Pictures should be excluded; otherwise, copy every entry exactly.

[Dataset rows about figures]
■ ■ ■ ■ ■ ■ ■
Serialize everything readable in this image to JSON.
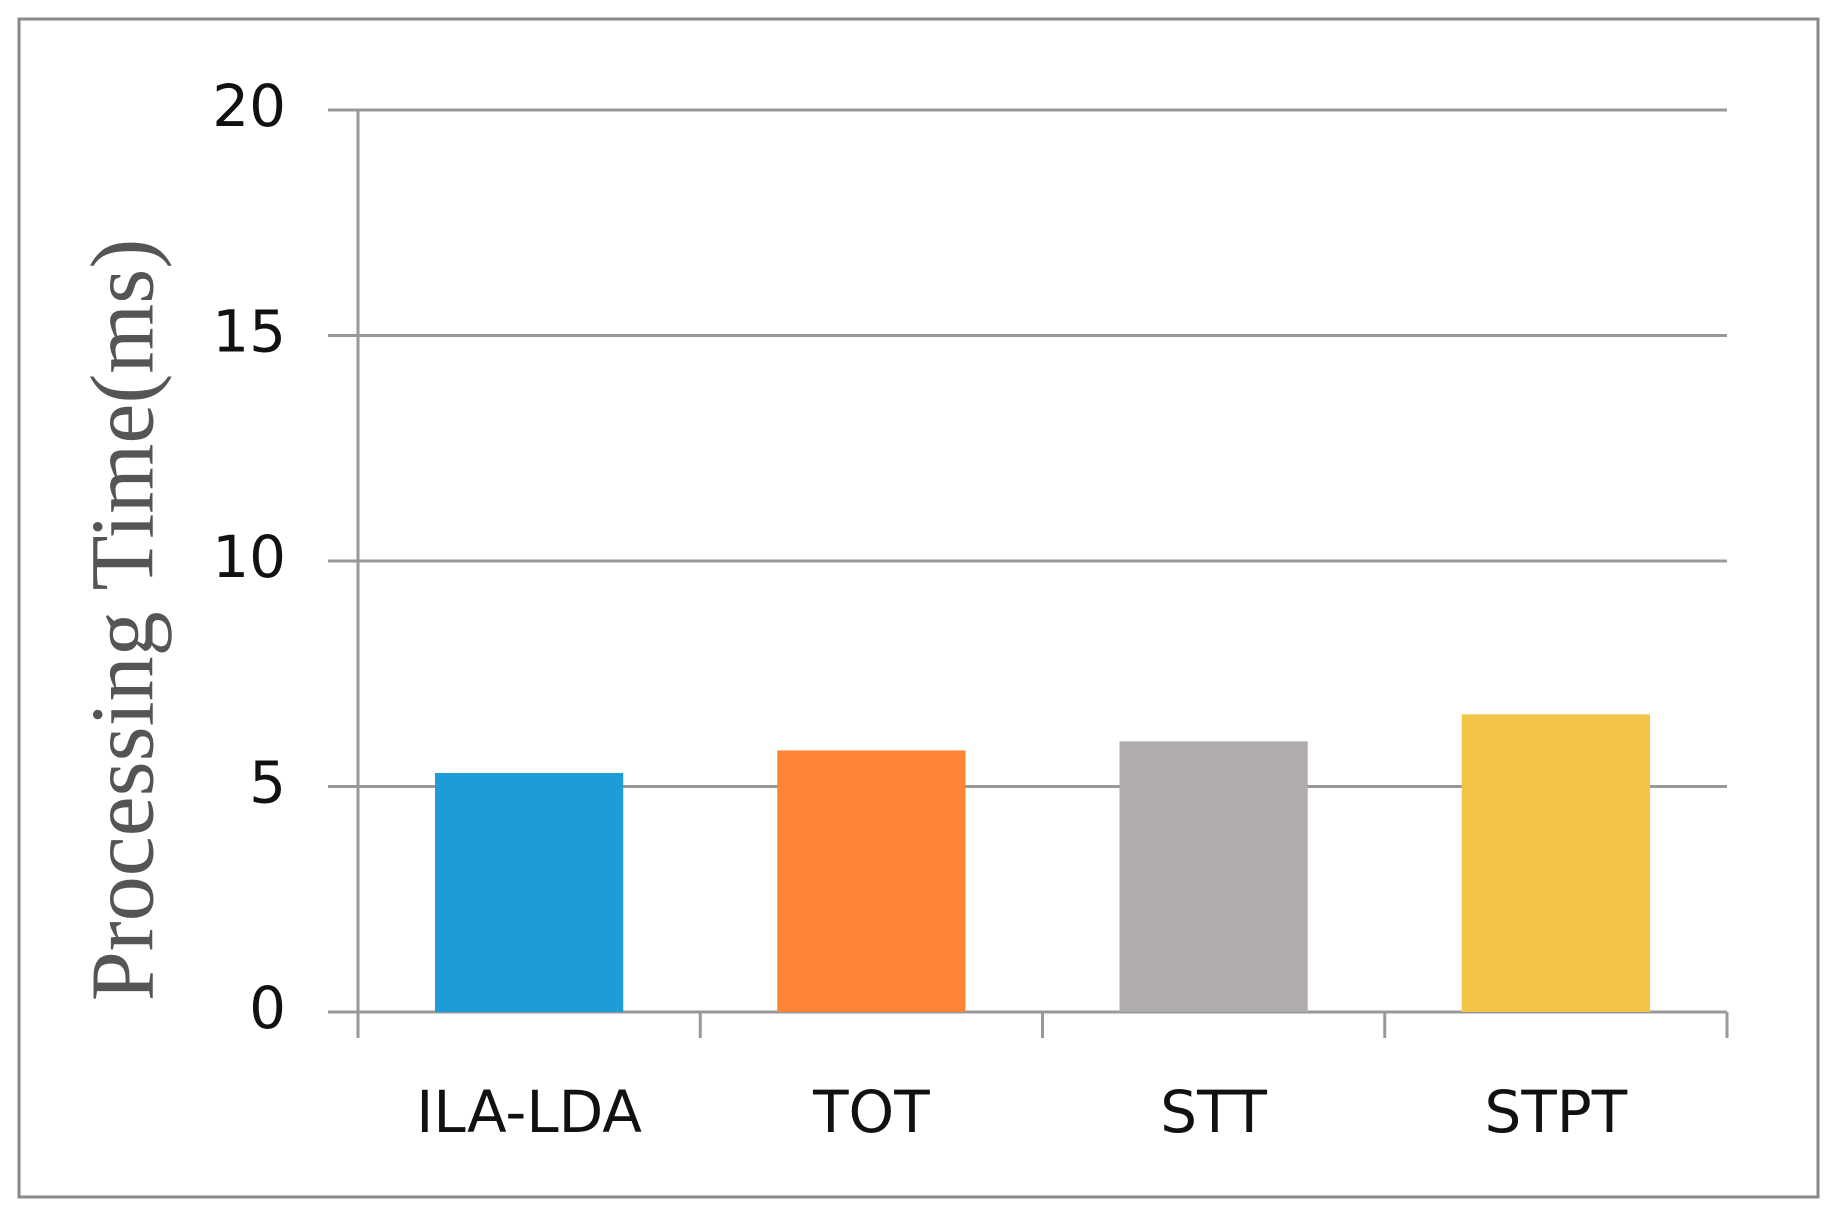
{
  "chart_data": {
    "type": "bar",
    "y_label": "Processing Time(ms)",
    "categories": [
      "ILA-LDA",
      "TOT",
      "STT",
      "STPT"
    ],
    "values": [
      5.3,
      5.8,
      6.0,
      6.6
    ],
    "colors": [
      "#1f9cd8",
      "#fd8535",
      "#b0acab",
      "#f4c448"
    ],
    "ylim": [
      0,
      20
    ],
    "yticks": [
      0,
      5,
      10,
      15,
      20
    ],
    "grid": true
  }
}
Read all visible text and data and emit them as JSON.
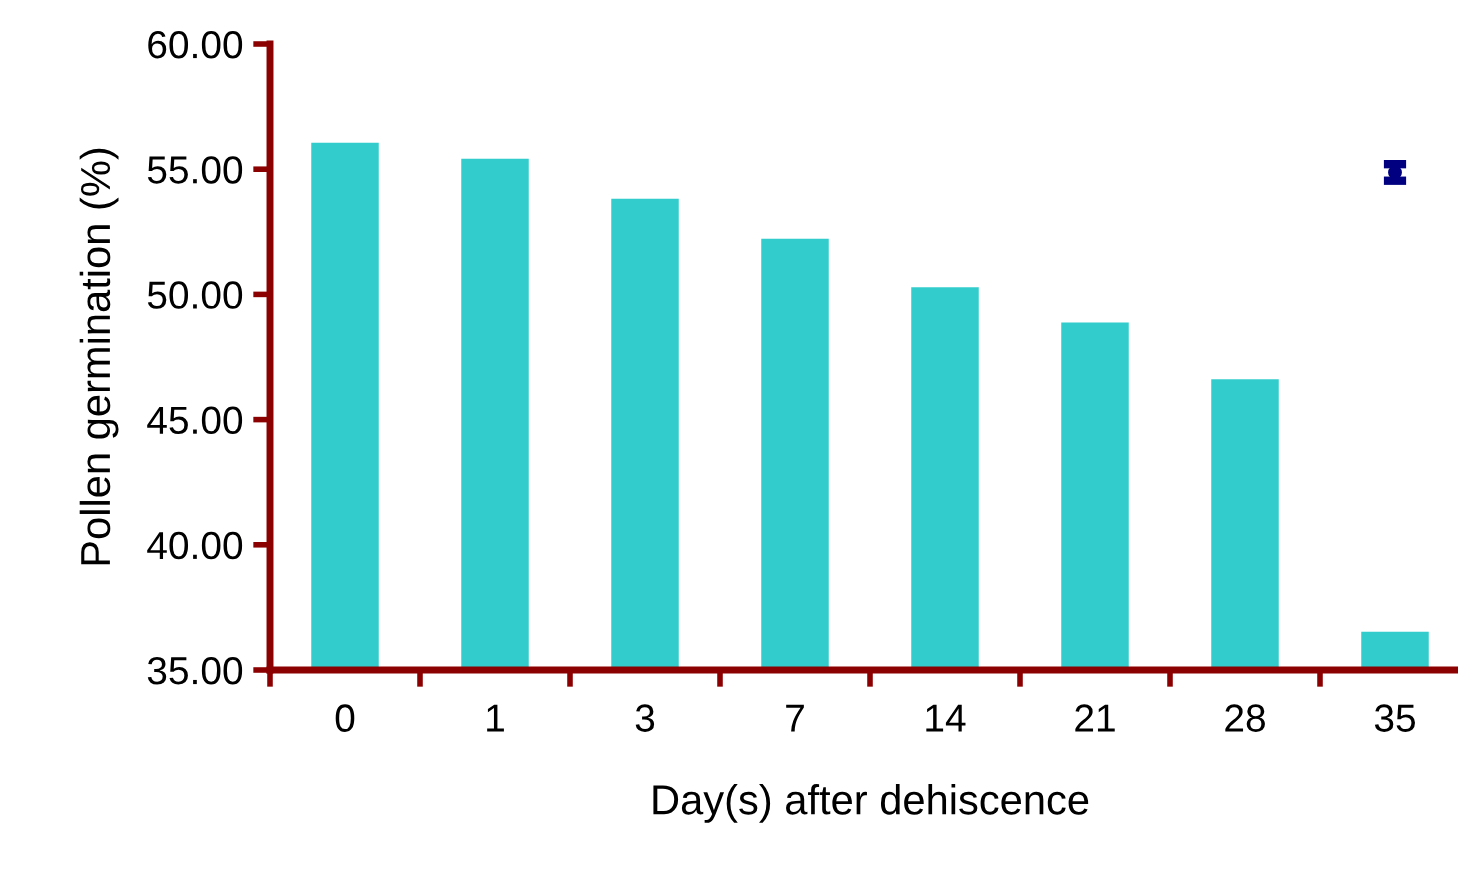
{
  "chart_data": {
    "type": "bar",
    "xlabel": "Day(s) after dehiscence",
    "ylabel": "Pollen germination (%)",
    "categories": [
      "0",
      "1",
      "3",
      "7",
      "14",
      "21",
      "28",
      "35"
    ],
    "series": [
      {
        "color": "#33cccc",
        "values": [
          56.06,
          55.42,
          53.82,
          52.22,
          50.29,
          48.88,
          46.61,
          36.53
        ]
      },
      {
        "type": "scatter",
        "x": [
          "35"
        ],
        "color": "#000080",
        "values": [
          54.87
        ],
        "errors": [
          0.33
        ]
      }
    ],
    "ylim": [
      35,
      60
    ],
    "yticks": [
      {
        "value": 35,
        "label": "35.00"
      },
      {
        "value": 40,
        "label": "40.00"
      },
      {
        "value": 45,
        "label": "45.00"
      },
      {
        "value": 50,
        "label": "50.00"
      },
      {
        "value": 55,
        "label": "55.00"
      },
      {
        "value": 60,
        "label": "60.00"
      }
    ],
    "grid": false
  }
}
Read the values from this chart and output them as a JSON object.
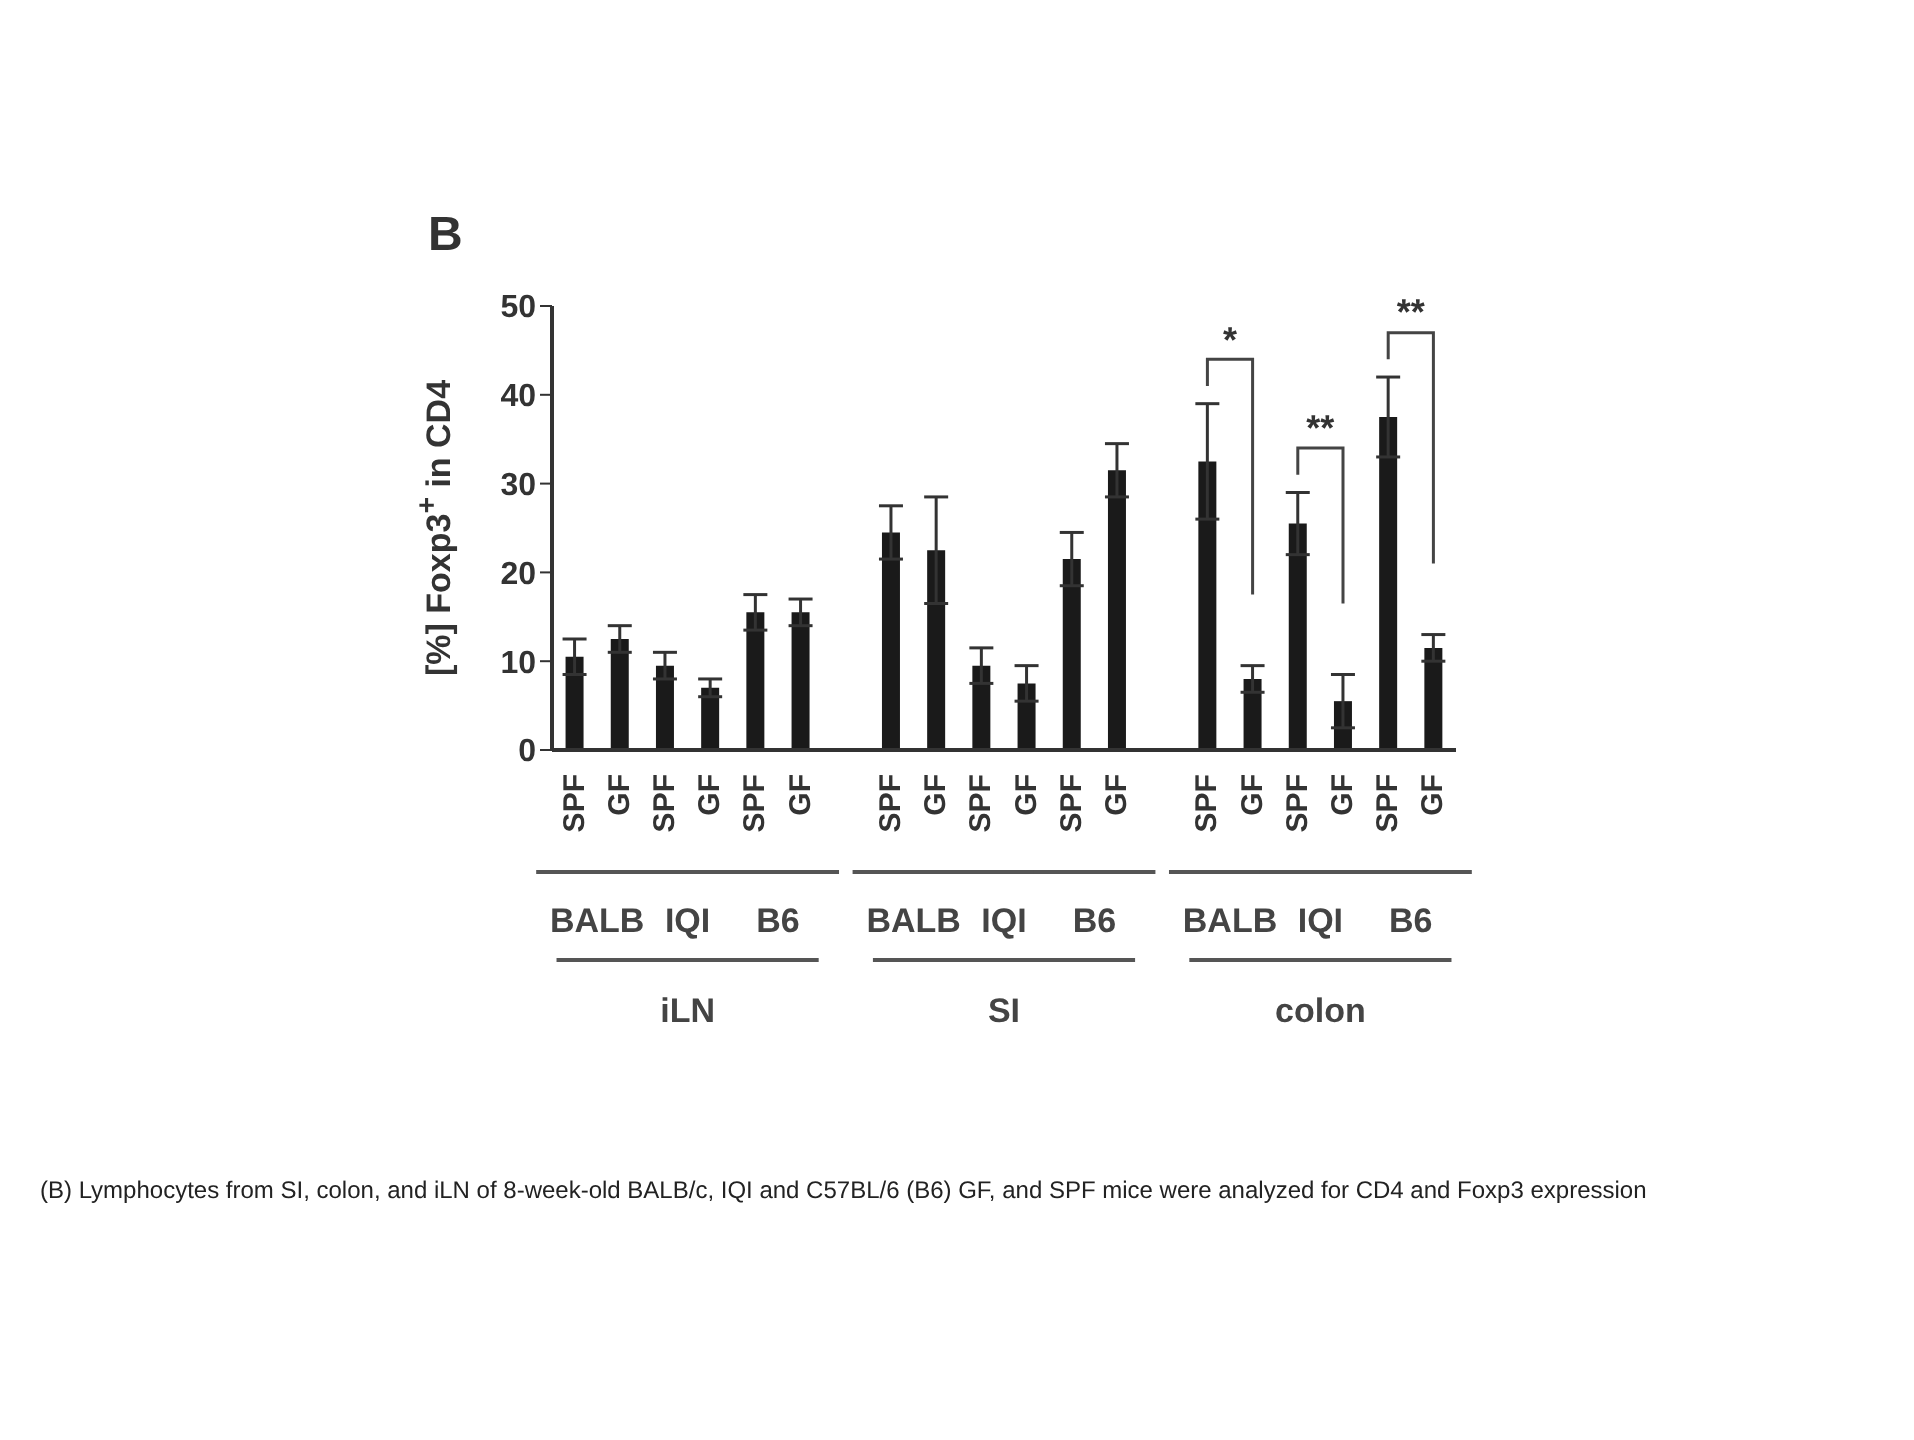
■ ■ ■ ■ ■ ■ ■
[The reply]
Serialize everything readable in this image to JSON.
{
  "chart_data": {
    "type": "bar",
    "y_label": "Processing Time(ms)",
    "categories": [
      "ILA-LDA",
      "TOT",
      "STT",
      "STPT"
    ],
    "values": [
      5.3,
      5.8,
      6.0,
      6.6
    ],
    "colors": [
      "#1f9cd8",
      "#fd8535",
      "#b0acab",
      "#f4c448"
    ],
    "ylim": [
      0,
      20
    ],
    "yticks": [
      0,
      5,
      10,
      15,
      20
    ],
    "grid": true
  }
}
Read all visible text and data and emit them as JSON.
{
  "chart_data": {
    "type": "bar",
    "xlabel": "Day(s) after dehiscence",
    "ylabel": "Pollen germination (%)",
    "categories": [
      "0",
      "1",
      "3",
      "7",
      "14",
      "21",
      "28",
      "35"
    ],
    "series": [
      {
        "color": "#33cccc",
        "values": [
          56.06,
          55.42,
          53.82,
          52.22,
          50.29,
          48.88,
          46.61,
          36.53
        ]
      },
      {
        "type": "scatter",
        "x": [
          "35"
        ],
        "color": "#000080",
        "values": [
          54.87
        ],
        "errors": [
          0.33
        ]
      }
    ],
    "ylim": [
      35,
      60
    ],
    "yticks": [
      {
        "value": 35,
        "label": "35.00"
      },
      {
        "value": 40,
        "label": "40.00"
      },
      {
        "value": 45,
        "label": "45.00"
      },
      {
        "value": 50,
        "label": "50.00"
      },
      {
        "value": 55,
        "label": "55.00"
      },
      {
        "value": 60,
        "label": "60.00"
      }
    ],
    "grid": false
  }
}
Read the values from this chart and output them as a JSON object.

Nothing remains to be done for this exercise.